RECORDS PROVIDED
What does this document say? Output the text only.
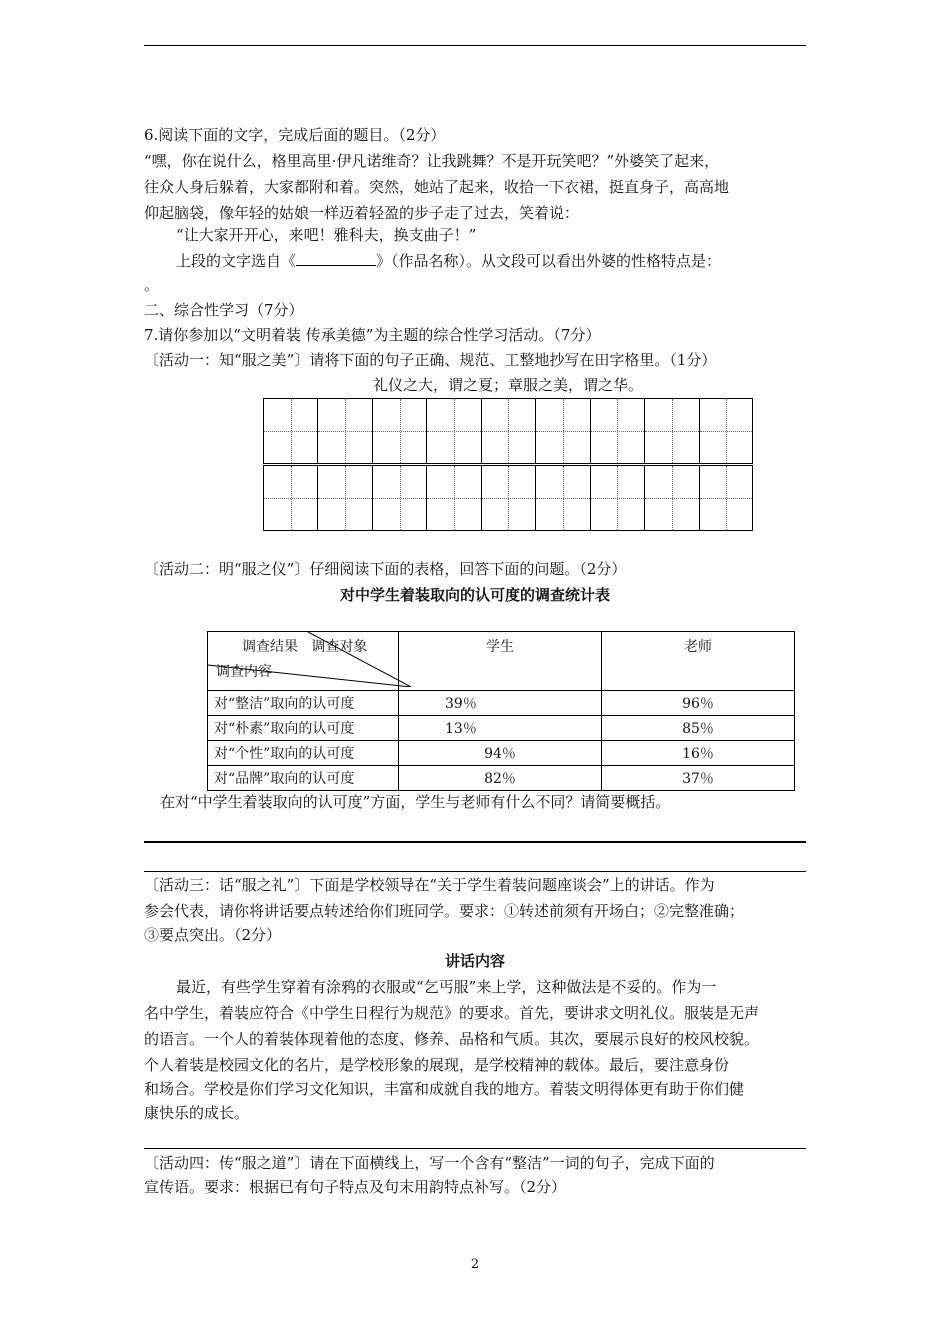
6.阅读下面的文字，完成后面的题目。（2分）
“嘿，你在说什么，格里高里·伊凡诺维奇？让我跳舞？不是开玩笑吧？”外婆笑了起来，
往众人身后躲着，大家都附和着。突然，她站了起来，收拾一下衣裙，挺直身子，高高地
仰起脑袋，像年轻的姑娘一样迈着轻盈的步子走了过去，笑着说：
“让大家开开心，来吧！雅科夫，换支曲子！”
上段的文字选自《	》（作品名称）。从文段可以看出外婆的性格特点是：
。
二、综合性学习（7分）
7.请你参加以“文明着装 传承美德”为主题的综合性学习活动。（7分）
〔活动一：知“服之美”〕请将下面的句子正确、规范、工整地抄写在田字格里。（1分）
礼仪之大，谓之夏；章服之美，谓之华。
〔活动二：明“服之仪”〕仔细阅读下面的表格，回答下面的问题。（2分）
对中学生着装取向的认可度的调查统计表
调查结果 调查对象
调查内容	学生	老师
对“整洁”取向的认可度	39％	96％
对“朴素”取向的认可度	13％	85％
对“个性”取向的认可度	94％	16％
对“品牌”取向的认可度	82％	37％
在对“中学生着装取向的认可度”方面，学生与老师有什么不同？请简要概括。
〔活动三：话“服之礼”〕下面是学校领导在“关于学生着装问题座谈会”上的讲话。作为
参会代表，请你将讲话要点转述给你们班同学。要求：①转述前须有开场白；②完整准确；
③要点突出。（2分）
讲话内容
最近，有些学生穿着有涂鸦的衣服或“乞丐服”来上学，这种做法是不妥的。作为一
名中学生，着装应符合《中学生日程行为规范》的要求。首先，要讲求文明礼仪。服装是无声
的语言。一个人的着装体现着他的态度、修养、品格和气质。其次，要展示良好的校风校貌。
个人着装是校园文化的名片，是学校形象的展现，是学校精神的载体。最后，要注意身份
和场合。学校是你们学习文化知识，丰富和成就自我的地方。着装文明得体更有助于你们健
康快乐的成长。
〔活动四：传“服之道”〕请在下面横线上，写一个含有“整洁”一词的句子，完成下面的
宣传语。要求：根据已有句子特点及句末用韵特点补写。（2分）
2
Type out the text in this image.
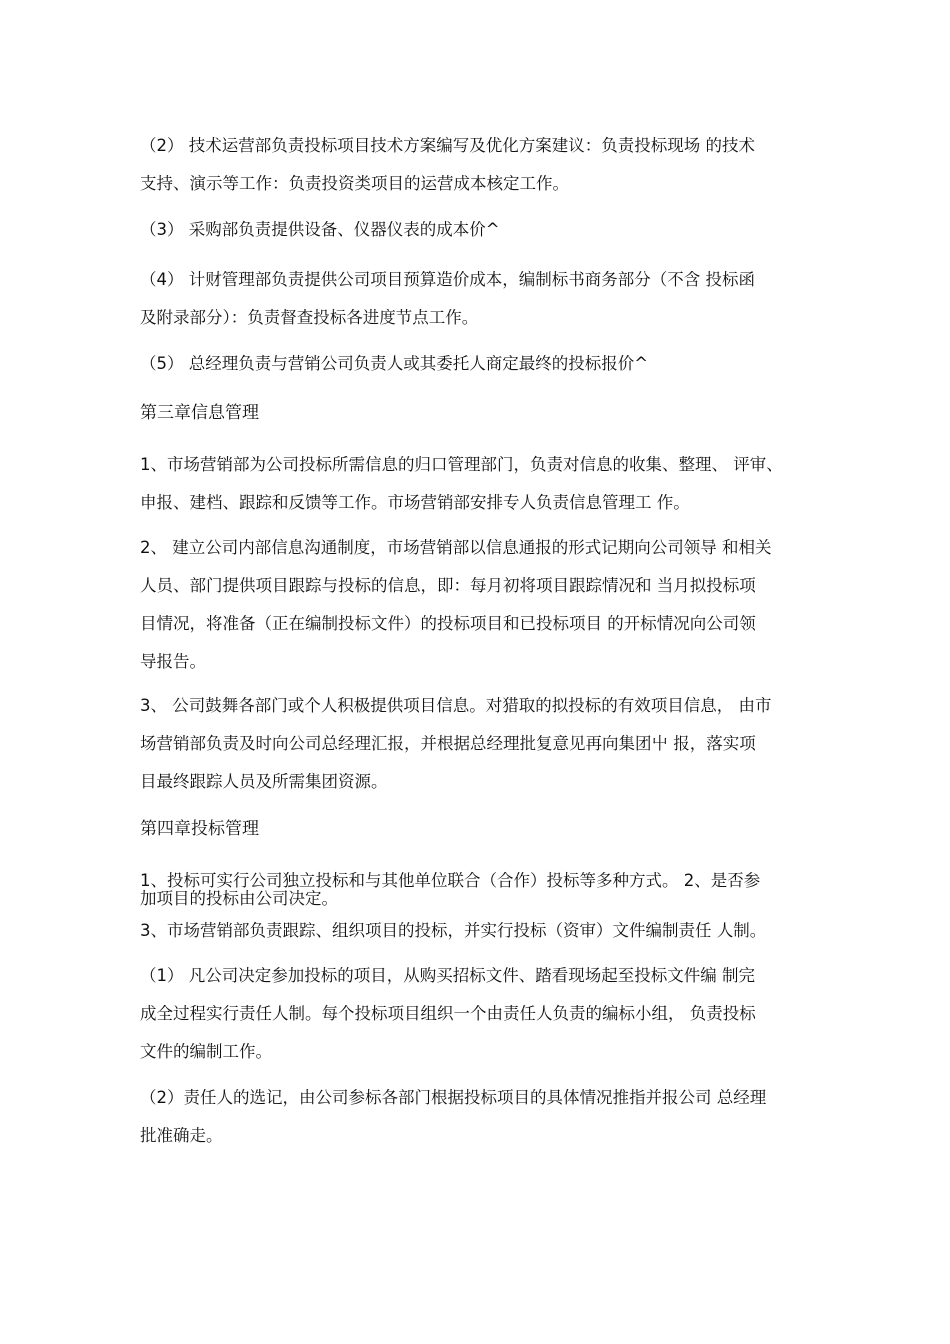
（2） 技术运营部负责投标项目技术方案编写及优化方案建议：负责投标现场 的技术
支持、演示等工作：负责投资类项目的运营成本核定工作。
（3） 采购部负责提供设备、仪器仪表的成本价^
（4） 计财管理部负责提供公司项目预算造价成本，编制标书商务部分（不含 投标函
及附录部分）：负责督查投标各进度节点工作。
（5） 总经理负责与营销公司负责人或其委托人商定最终的投标报价^
第三章信息管理
1、市场营销部为公司投标所需信息的归口管理部门，负责对信息的收集、整理、 评审、
申报、建档、跟踪和反馈等工作。市场营销部安排专人负责信息管理工 作。
2、 建立公司内部信息沟通制度，市场营销部以信息通报的形式记期向公司领导 和相关
人员、部门提供项目跟踪与投标的信息，即：每月初将项目跟踪情况和 当月拟投标项
目情况，将准备（正在编制投标文件）的投标项目和已投标项目 的开标情况向公司领
导报告。
3、 公司鼓舞各部门或个人积极提供项目信息。对猎取的拟投标的有效项目信息， 由市
场营销部负责及时向公司总经理汇报，并根据总经理批复意见再向集团屮 报，落实项
目最终跟踪人员及所需集团资源。
第四章投标管理
1、投标可实行公司独立投标和与其他单位联合（合作）投标等多种方式。 2、是否参
加项目的投标由公司决定。
3、市场营销部负责跟踪、组织项目的投标，并实行投标（资审）文件编制责任 人制。
（1） 凡公司决定参加投标的项目，从购买招标文件、踏看现场起至投标文件编 制完
成全过程实行责任人制。每个投标项目组织一个由责任人负责的编标小组， 负责投标
文件的编制工作。
（2）责任人的选记，由公司参标各部门根据投标项目的具体情况推指并报公司 总经理
批准确走。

DESCRIPTION OF THE TASK
Please repeat the entries exactly. Do not include the pictures.

EXPECTED ANSWER
What does this document say? Output the text only.
6.阅读下面的文字，完成后面的题目。（2分）
“嘿，你在说什么，格里高里·伊凡诺维奇？让我跳舞？不是开玩笑吧？”外婆笑了起来，
往众人身后躲着，大家都附和着。突然，她站了起来，收拾一下衣裙，挺直身子，高高地
仰起脑袋，像年轻的姑娘一样迈着轻盈的步子走了过去，笑着说：
“让大家开开心，来吧！雅科夫，换支曲子！”
上段的文字选自《	》（作品名称）。从文段可以看出外婆的性格特点是：
。
二、综合性学习（7分）
7.请你参加以“文明着装 传承美德”为主题的综合性学习活动。（7分）
〔活动一：知“服之美”〕请将下面的句子正确、规范、工整地抄写在田字格里。（1分）
礼仪之大，谓之夏；章服之美，谓之华。
〔活动二：明“服之仪”〕仔细阅读下面的表格，回答下面的问题。（2分）
对中学生着装取向的认可度的调查统计表
调查结果 调查对象
调查内容	学生	老师
对“整洁”取向的认可度	39％	96％
对“朴素”取向的认可度	13％	85％
对“个性”取向的认可度	94％	16％
对“品牌”取向的认可度	82％	37％
在对“中学生着装取向的认可度”方面，学生与老师有什么不同？请简要概括。
〔活动三：话“服之礼”〕下面是学校领导在“关于学生着装问题座谈会”上的讲话。作为
参会代表，请你将讲话要点转述给你们班同学。要求：①转述前须有开场白；②完整准确；
③要点突出。（2分）
讲话内容
最近，有些学生穿着有涂鸦的衣服或“乞丐服”来上学，这种做法是不妥的。作为一
名中学生，着装应符合《中学生日程行为规范》的要求。首先，要讲求文明礼仪。服装是无声
的语言。一个人的着装体现着他的态度、修养、品格和气质。其次，要展示良好的校风校貌。
个人着装是校园文化的名片，是学校形象的展现，是学校精神的载体。最后，要注意身份
和场合。学校是你们学习文化知识，丰富和成就自我的地方。着装文明得体更有助于你们健
康快乐的成长。
〔活动四：传“服之道”〕请在下面横线上，写一个含有“整洁”一词的句子，完成下面的
宣传语。要求：根据已有句子特点及句末用韵特点补写。（2分）
2
Type out the text in this image.
（2） 技术运营部负责投标项目技术方案编写及优化方案建议：负责投标现场 的技术
支持、演示等工作：负责投资类项目的运营成本核定工作。
（3） 采购部负责提供设备、仪器仪表的成本价^
（4） 计财管理部负责提供公司项目预算造价成本，编制标书商务部分（不含 投标函
及附录部分）：负责督查投标各进度节点工作。
（5） 总经理负责与营销公司负责人或其委托人商定最终的投标报价^
第三章信息管理
1、市场营销部为公司投标所需信息的归口管理部门，负责对信息的收集、整理、 评审、
申报、建档、跟踪和反馈等工作。市场营销部安排专人负责信息管理工 作。
2、 建立公司内部信息沟通制度，市场营销部以信息通报的形式记期向公司领导 和相关
人员、部门提供项目跟踪与投标的信息，即：每月初将项目跟踪情况和 当月拟投标项
目情况，将准备（正在编制投标文件）的投标项目和已投标项目 的开标情况向公司领
导报告。
3、 公司鼓舞各部门或个人积极提供项目信息。对猎取的拟投标的有效项目信息， 由市
场营销部负责及时向公司总经理汇报，并根据总经理批复意见再向集团屮 报，落实项
目最终跟踪人员及所需集团资源。
第四章投标管理
1、投标可实行公司独立投标和与其他单位联合（合作）投标等多种方式。 2、是否参
加项目的投标由公司决定。
3、市场营销部负责跟踪、组织项目的投标，并实行投标（资审）文件编制责任 人制。
（1） 凡公司决定参加投标的项目，从购买招标文件、踏看现场起至投标文件编 制完
成全过程实行责任人制。每个投标项目组织一个由责任人负责的编标小组， 负责投标
文件的编制工作。
（2）责任人的选记，由公司参标各部门根据投标项目的具体情况推指并报公司 总经理
批准确走。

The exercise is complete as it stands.